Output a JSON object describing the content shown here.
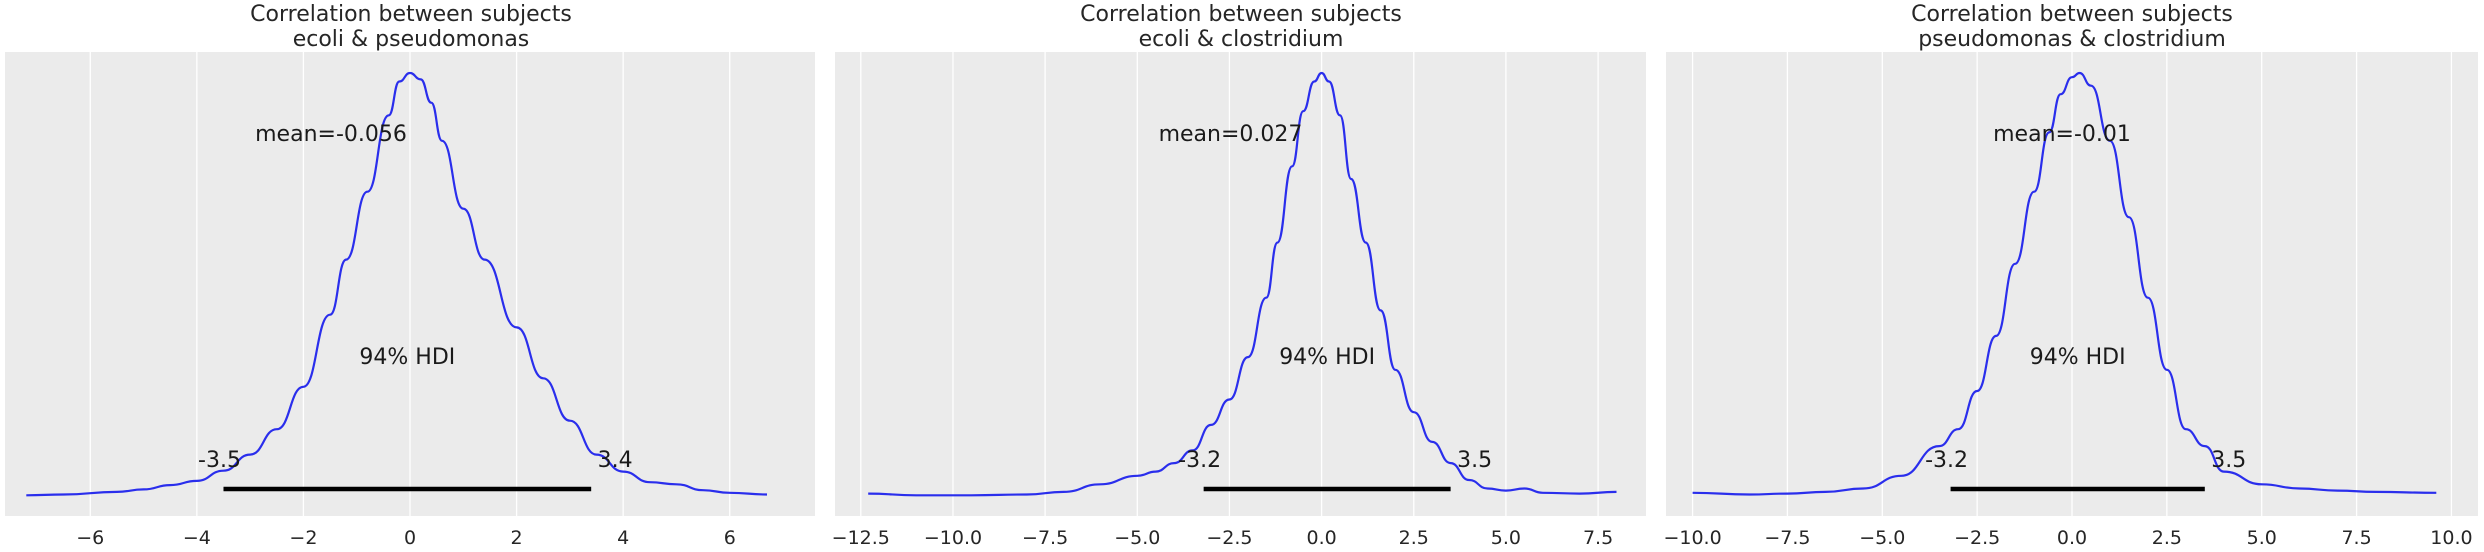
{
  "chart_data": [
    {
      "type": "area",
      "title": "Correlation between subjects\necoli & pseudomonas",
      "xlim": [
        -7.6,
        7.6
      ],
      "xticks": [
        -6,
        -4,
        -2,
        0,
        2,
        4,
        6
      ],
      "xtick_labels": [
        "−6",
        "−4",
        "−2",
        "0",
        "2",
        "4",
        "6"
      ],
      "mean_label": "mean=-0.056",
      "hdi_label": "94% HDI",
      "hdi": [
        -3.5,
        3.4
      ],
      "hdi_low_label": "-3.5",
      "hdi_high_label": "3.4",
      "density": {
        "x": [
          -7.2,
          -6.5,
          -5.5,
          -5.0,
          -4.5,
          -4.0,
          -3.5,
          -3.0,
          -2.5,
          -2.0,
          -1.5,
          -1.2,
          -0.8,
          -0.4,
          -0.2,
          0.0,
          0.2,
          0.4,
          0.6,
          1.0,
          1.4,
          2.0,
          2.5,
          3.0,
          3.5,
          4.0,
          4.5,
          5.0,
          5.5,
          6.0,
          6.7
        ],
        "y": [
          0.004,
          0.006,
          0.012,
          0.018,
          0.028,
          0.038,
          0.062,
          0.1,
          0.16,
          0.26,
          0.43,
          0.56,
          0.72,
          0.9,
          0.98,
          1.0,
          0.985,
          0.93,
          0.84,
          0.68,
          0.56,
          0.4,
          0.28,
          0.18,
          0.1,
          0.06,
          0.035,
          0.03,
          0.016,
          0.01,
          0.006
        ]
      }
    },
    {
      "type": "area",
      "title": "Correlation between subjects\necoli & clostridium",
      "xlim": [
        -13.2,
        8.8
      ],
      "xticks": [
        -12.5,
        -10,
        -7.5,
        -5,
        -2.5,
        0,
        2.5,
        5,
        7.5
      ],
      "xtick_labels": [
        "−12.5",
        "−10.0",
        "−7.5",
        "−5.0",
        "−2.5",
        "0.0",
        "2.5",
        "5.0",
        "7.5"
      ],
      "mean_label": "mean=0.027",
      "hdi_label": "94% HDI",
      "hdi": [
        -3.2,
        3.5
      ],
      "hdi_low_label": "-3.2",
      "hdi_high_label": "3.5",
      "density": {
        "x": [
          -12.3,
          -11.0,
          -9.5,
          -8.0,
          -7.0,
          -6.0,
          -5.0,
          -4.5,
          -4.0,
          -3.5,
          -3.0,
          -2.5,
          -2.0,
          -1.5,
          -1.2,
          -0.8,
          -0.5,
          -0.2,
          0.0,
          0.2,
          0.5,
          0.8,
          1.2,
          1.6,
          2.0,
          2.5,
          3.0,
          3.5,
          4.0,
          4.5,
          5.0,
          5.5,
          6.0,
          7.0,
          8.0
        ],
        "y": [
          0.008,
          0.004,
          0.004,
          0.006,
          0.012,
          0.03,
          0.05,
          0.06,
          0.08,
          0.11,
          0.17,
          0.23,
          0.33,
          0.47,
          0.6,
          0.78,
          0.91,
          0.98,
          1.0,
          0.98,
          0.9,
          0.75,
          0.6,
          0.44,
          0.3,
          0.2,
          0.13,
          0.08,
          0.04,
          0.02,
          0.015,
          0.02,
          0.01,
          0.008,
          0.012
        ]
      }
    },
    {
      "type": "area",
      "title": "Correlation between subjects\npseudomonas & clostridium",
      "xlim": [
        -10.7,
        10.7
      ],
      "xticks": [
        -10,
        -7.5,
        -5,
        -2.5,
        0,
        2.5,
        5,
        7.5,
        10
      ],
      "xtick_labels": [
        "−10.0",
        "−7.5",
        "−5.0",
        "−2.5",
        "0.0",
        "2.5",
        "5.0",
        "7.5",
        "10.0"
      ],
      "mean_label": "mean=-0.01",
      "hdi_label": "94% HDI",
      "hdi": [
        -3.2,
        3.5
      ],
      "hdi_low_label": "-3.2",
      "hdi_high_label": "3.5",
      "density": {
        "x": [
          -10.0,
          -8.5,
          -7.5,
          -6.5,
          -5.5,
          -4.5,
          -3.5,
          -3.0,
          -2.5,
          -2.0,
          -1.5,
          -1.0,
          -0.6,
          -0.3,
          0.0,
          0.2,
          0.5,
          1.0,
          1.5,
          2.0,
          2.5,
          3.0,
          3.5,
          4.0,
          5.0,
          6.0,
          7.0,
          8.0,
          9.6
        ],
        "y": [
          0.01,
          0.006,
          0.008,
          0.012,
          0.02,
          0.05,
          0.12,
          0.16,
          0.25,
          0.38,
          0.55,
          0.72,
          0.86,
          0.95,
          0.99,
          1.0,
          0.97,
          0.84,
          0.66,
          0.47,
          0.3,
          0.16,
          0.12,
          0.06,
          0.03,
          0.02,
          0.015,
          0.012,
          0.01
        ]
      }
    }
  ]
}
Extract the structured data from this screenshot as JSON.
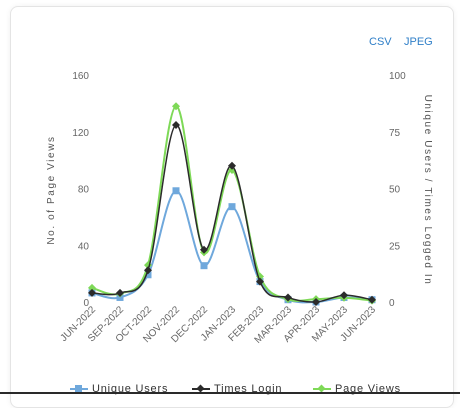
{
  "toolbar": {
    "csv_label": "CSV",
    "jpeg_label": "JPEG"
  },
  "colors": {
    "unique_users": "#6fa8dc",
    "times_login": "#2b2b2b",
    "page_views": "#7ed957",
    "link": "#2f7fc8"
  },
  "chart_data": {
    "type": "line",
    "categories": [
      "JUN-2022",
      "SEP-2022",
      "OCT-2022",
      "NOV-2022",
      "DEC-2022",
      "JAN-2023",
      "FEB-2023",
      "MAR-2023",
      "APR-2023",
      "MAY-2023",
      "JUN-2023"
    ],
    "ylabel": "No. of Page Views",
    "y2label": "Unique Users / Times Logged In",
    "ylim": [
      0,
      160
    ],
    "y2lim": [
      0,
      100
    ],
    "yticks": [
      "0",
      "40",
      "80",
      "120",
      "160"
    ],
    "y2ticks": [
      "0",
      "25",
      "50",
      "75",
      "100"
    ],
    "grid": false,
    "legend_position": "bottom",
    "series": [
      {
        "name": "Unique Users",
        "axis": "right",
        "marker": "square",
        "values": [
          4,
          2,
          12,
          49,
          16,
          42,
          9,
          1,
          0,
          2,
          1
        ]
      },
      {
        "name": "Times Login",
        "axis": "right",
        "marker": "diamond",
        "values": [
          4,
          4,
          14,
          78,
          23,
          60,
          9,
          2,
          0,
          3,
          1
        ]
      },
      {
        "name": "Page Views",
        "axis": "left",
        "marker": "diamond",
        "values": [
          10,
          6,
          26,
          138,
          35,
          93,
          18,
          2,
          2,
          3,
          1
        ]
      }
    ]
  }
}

+ + +

▸ Written exercise:
Quote all of the entries word for word, omitting any pictures.

▸ Task result:
Output a JSON object describing the content shown here.
{
  "chart_data": [
    {
      "type": "area",
      "title": "Correlation between subjects\necoli & pseudomonas",
      "xlim": [
        -7.6,
        7.6
      ],
      "xticks": [
        -6,
        -4,
        -2,
        0,
        2,
        4,
        6
      ],
      "xtick_labels": [
        "−6",
        "−4",
        "−2",
        "0",
        "2",
        "4",
        "6"
      ],
      "mean_label": "mean=-0.056",
      "hdi_label": "94% HDI",
      "hdi": [
        -3.5,
        3.4
      ],
      "hdi_low_label": "-3.5",
      "hdi_high_label": "3.4",
      "density": {
        "x": [
          -7.2,
          -6.5,
          -5.5,
          -5.0,
          -4.5,
          -4.0,
          -3.5,
          -3.0,
          -2.5,
          -2.0,
          -1.5,
          -1.2,
          -0.8,
          -0.4,
          -0.2,
          0.0,
          0.2,
          0.4,
          0.6,
          1.0,
          1.4,
          2.0,
          2.5,
          3.0,
          3.5,
          4.0,
          4.5,
          5.0,
          5.5,
          6.0,
          6.7
        ],
        "y": [
          0.004,
          0.006,
          0.012,
          0.018,
          0.028,
          0.038,
          0.062,
          0.1,
          0.16,
          0.26,
          0.43,
          0.56,
          0.72,
          0.9,
          0.98,
          1.0,
          0.985,
          0.93,
          0.84,
          0.68,
          0.56,
          0.4,
          0.28,
          0.18,
          0.1,
          0.06,
          0.035,
          0.03,
          0.016,
          0.01,
          0.006
        ]
      }
    },
    {
      "type": "area",
      "title": "Correlation between subjects\necoli & clostridium",
      "xlim": [
        -13.2,
        8.8
      ],
      "xticks": [
        -12.5,
        -10,
        -7.5,
        -5,
        -2.5,
        0,
        2.5,
        5,
        7.5
      ],
      "xtick_labels": [
        "−12.5",
        "−10.0",
        "−7.5",
        "−5.0",
        "−2.5",
        "0.0",
        "2.5",
        "5.0",
        "7.5"
      ],
      "mean_label": "mean=0.027",
      "hdi_label": "94% HDI",
      "hdi": [
        -3.2,
        3.5
      ],
      "hdi_low_label": "-3.2",
      "hdi_high_label": "3.5",
      "density": {
        "x": [
          -12.3,
          -11.0,
          -9.5,
          -8.0,
          -7.0,
          -6.0,
          -5.0,
          -4.5,
          -4.0,
          -3.5,
          -3.0,
          -2.5,
          -2.0,
          -1.5,
          -1.2,
          -0.8,
          -0.5,
          -0.2,
          0.0,
          0.2,
          0.5,
          0.8,
          1.2,
          1.6,
          2.0,
          2.5,
          3.0,
          3.5,
          4.0,
          4.5,
          5.0,
          5.5,
          6.0,
          7.0,
          8.0
        ],
        "y": [
          0.008,
          0.004,
          0.004,
          0.006,
          0.012,
          0.03,
          0.05,
          0.06,
          0.08,
          0.11,
          0.17,
          0.23,
          0.33,
          0.47,
          0.6,
          0.78,
          0.91,
          0.98,
          1.0,
          0.98,
          0.9,
          0.75,
          0.6,
          0.44,
          0.3,
          0.2,
          0.13,
          0.08,
          0.04,
          0.02,
          0.015,
          0.02,
          0.01,
          0.008,
          0.012
        ]
      }
    },
    {
      "type": "area",
      "title": "Correlation between subjects\npseudomonas & clostridium",
      "xlim": [
        -10.7,
        10.7
      ],
      "xticks": [
        -10,
        -7.5,
        -5,
        -2.5,
        0,
        2.5,
        5,
        7.5,
        10
      ],
      "xtick_labels": [
        "−10.0",
        "−7.5",
        "−5.0",
        "−2.5",
        "0.0",
        "2.5",
        "5.0",
        "7.5",
        "10.0"
      ],
      "mean_label": "mean=-0.01",
      "hdi_label": "94% HDI",
      "hdi": [
        -3.2,
        3.5
      ],
      "hdi_low_label": "-3.2",
      "hdi_high_label": "3.5",
      "density": {
        "x": [
          -10.0,
          -8.5,
          -7.5,
          -6.5,
          -5.5,
          -4.5,
          -3.5,
          -3.0,
          -2.5,
          -2.0,
          -1.5,
          -1.0,
          -0.6,
          -0.3,
          0.0,
          0.2,
          0.5,
          1.0,
          1.5,
          2.0,
          2.5,
          3.0,
          3.5,
          4.0,
          5.0,
          6.0,
          7.0,
          8.0,
          9.6
        ],
        "y": [
          0.01,
          0.006,
          0.008,
          0.012,
          0.02,
          0.05,
          0.12,
          0.16,
          0.25,
          0.38,
          0.55,
          0.72,
          0.86,
          0.95,
          0.99,
          1.0,
          0.97,
          0.84,
          0.66,
          0.47,
          0.3,
          0.16,
          0.12,
          0.06,
          0.03,
          0.02,
          0.015,
          0.012,
          0.01
        ]
      }
    }
  ]
}
Extract the structured data from this screenshot as JSON.
{
  "toolbar": {
    "csv_label": "CSV",
    "jpeg_label": "JPEG"
  },
  "colors": {
    "unique_users": "#6fa8dc",
    "times_login": "#2b2b2b",
    "page_views": "#7ed957",
    "link": "#2f7fc8"
  },
  "chart_data": {
    "type": "line",
    "categories": [
      "JUN-2022",
      "SEP-2022",
      "OCT-2022",
      "NOV-2022",
      "DEC-2022",
      "JAN-2023",
      "FEB-2023",
      "MAR-2023",
      "APR-2023",
      "MAY-2023",
      "JUN-2023"
    ],
    "ylabel": "No. of Page Views",
    "y2label": "Unique Users / Times Logged In",
    "ylim": [
      0,
      160
    ],
    "y2lim": [
      0,
      100
    ],
    "yticks": [
      "0",
      "40",
      "80",
      "120",
      "160"
    ],
    "y2ticks": [
      "0",
      "25",
      "50",
      "75",
      "100"
    ],
    "grid": false,
    "legend_position": "bottom",
    "series": [
      {
        "name": "Unique Users",
        "axis": "right",
        "marker": "square",
        "values": [
          4,
          2,
          12,
          49,
          16,
          42,
          9,
          1,
          0,
          2,
          1
        ]
      },
      {
        "name": "Times Login",
        "axis": "right",
        "marker": "diamond",
        "values": [
          4,
          4,
          14,
          78,
          23,
          60,
          9,
          2,
          0,
          3,
          1
        ]
      },
      {
        "name": "Page Views",
        "axis": "left",
        "marker": "diamond",
        "values": [
          10,
          6,
          26,
          138,
          35,
          93,
          18,
          2,
          2,
          3,
          1
        ]
      }
    ]
  }
}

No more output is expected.